Pictures do not belong in the copy; restate the records below word for word.

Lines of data
━━━━━━━━━━━━━━━━

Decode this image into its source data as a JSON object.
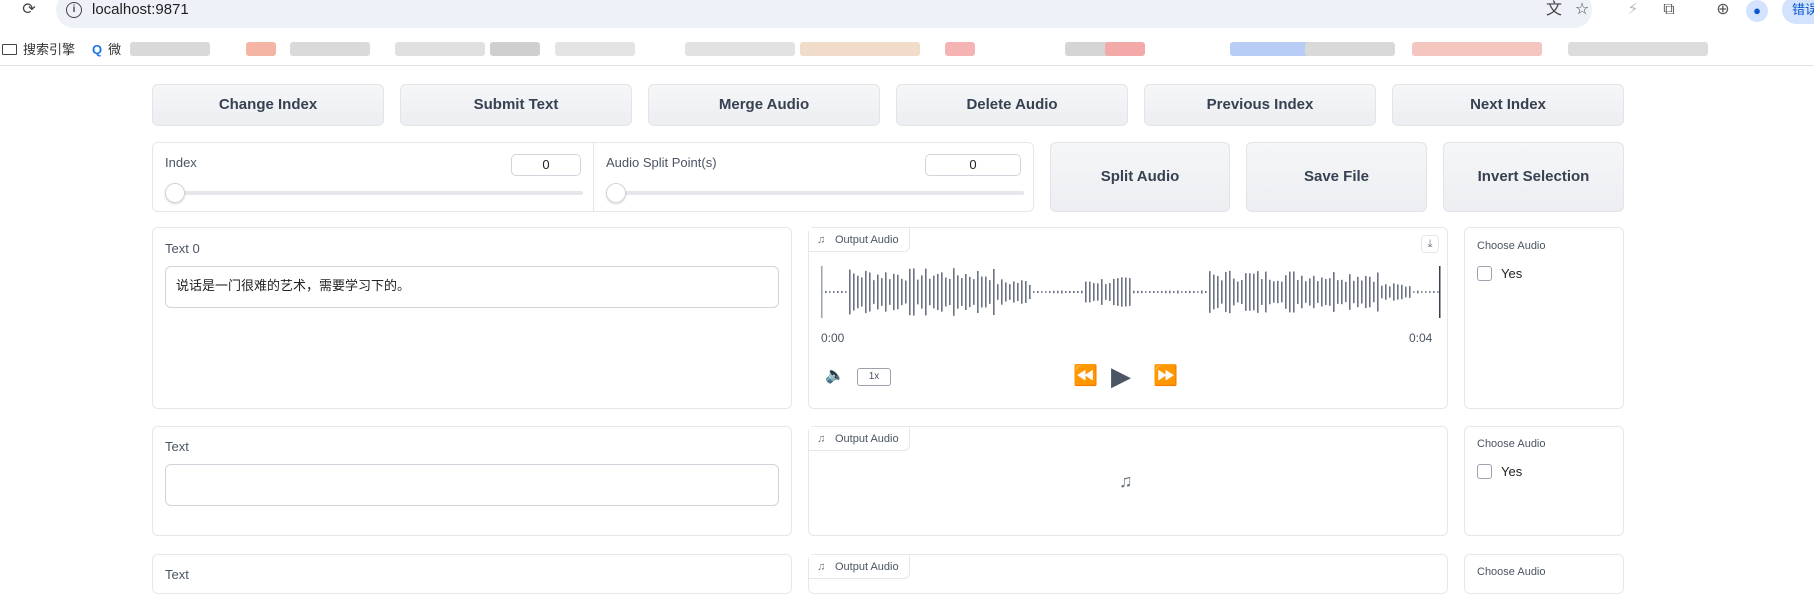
{
  "browser": {
    "url": "localhost:9871",
    "profile_label": "错误",
    "bookmarks": [
      {
        "label": "搜索引擎"
      },
      {
        "label": "微"
      }
    ]
  },
  "toolbar": {
    "change_index": "Change Index",
    "submit_text": "Submit Text",
    "merge_audio": "Merge Audio",
    "delete_audio": "Delete Audio",
    "previous_index": "Previous Index",
    "next_index": "Next Index"
  },
  "controls": {
    "index_label": "Index",
    "index_value": "0",
    "split_label": "Audio Split Point(s)",
    "split_value": "0",
    "split_audio": "Split Audio",
    "save_file": "Save File",
    "invert_selection": "Invert Selection"
  },
  "rows": [
    {
      "text_label": "Text 0",
      "text_value": "说话是一门很难的艺术，需要学习下的。",
      "audio_label": "Output Audio",
      "time_start": "0:00",
      "time_end": "0:04",
      "speed": "1x",
      "choose_label": "Choose Audio",
      "choose_option": "Yes"
    },
    {
      "text_label": "Text",
      "text_value": "",
      "audio_label": "Output Audio",
      "choose_label": "Choose Audio",
      "choose_option": "Yes"
    },
    {
      "text_label": "Text",
      "audio_label": "Output Audio",
      "choose_label": "Choose Audio"
    }
  ],
  "colors": {
    "button_bg": "#eceef1",
    "waveform": "#6b7280",
    "profile": "#d3e3fd"
  }
}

━━━━━━━━━━━━━━━━

| The output |
Decode this image into its source data as a JSON object.
{
  "browser": {
    "url": "localhost:9871",
    "profile_label": "错误",
    "bookmarks": [
      {
        "label": "搜索引擎"
      },
      {
        "label": "微"
      }
    ]
  },
  "toolbar": {
    "change_index": "Change Index",
    "submit_text": "Submit Text",
    "merge_audio": "Merge Audio",
    "delete_audio": "Delete Audio",
    "previous_index": "Previous Index",
    "next_index": "Next Index"
  },
  "controls": {
    "index_label": "Index",
    "index_value": "0",
    "split_label": "Audio Split Point(s)",
    "split_value": "0",
    "split_audio": "Split Audio",
    "save_file": "Save File",
    "invert_selection": "Invert Selection"
  },
  "rows": [
    {
      "text_label": "Text 0",
      "text_value": "说话是一门很难的艺术，需要学习下的。",
      "audio_label": "Output Audio",
      "time_start": "0:00",
      "time_end": "0:04",
      "speed": "1x",
      "choose_label": "Choose Audio",
      "choose_option": "Yes"
    },
    {
      "text_label": "Text",
      "text_value": "",
      "audio_label": "Output Audio",
      "choose_label": "Choose Audio",
      "choose_option": "Yes"
    },
    {
      "text_label": "Text",
      "audio_label": "Output Audio",
      "choose_label": "Choose Audio"
    }
  ],
  "colors": {
    "button_bg": "#eceef1",
    "waveform": "#6b7280",
    "profile": "#d3e3fd"
  }
}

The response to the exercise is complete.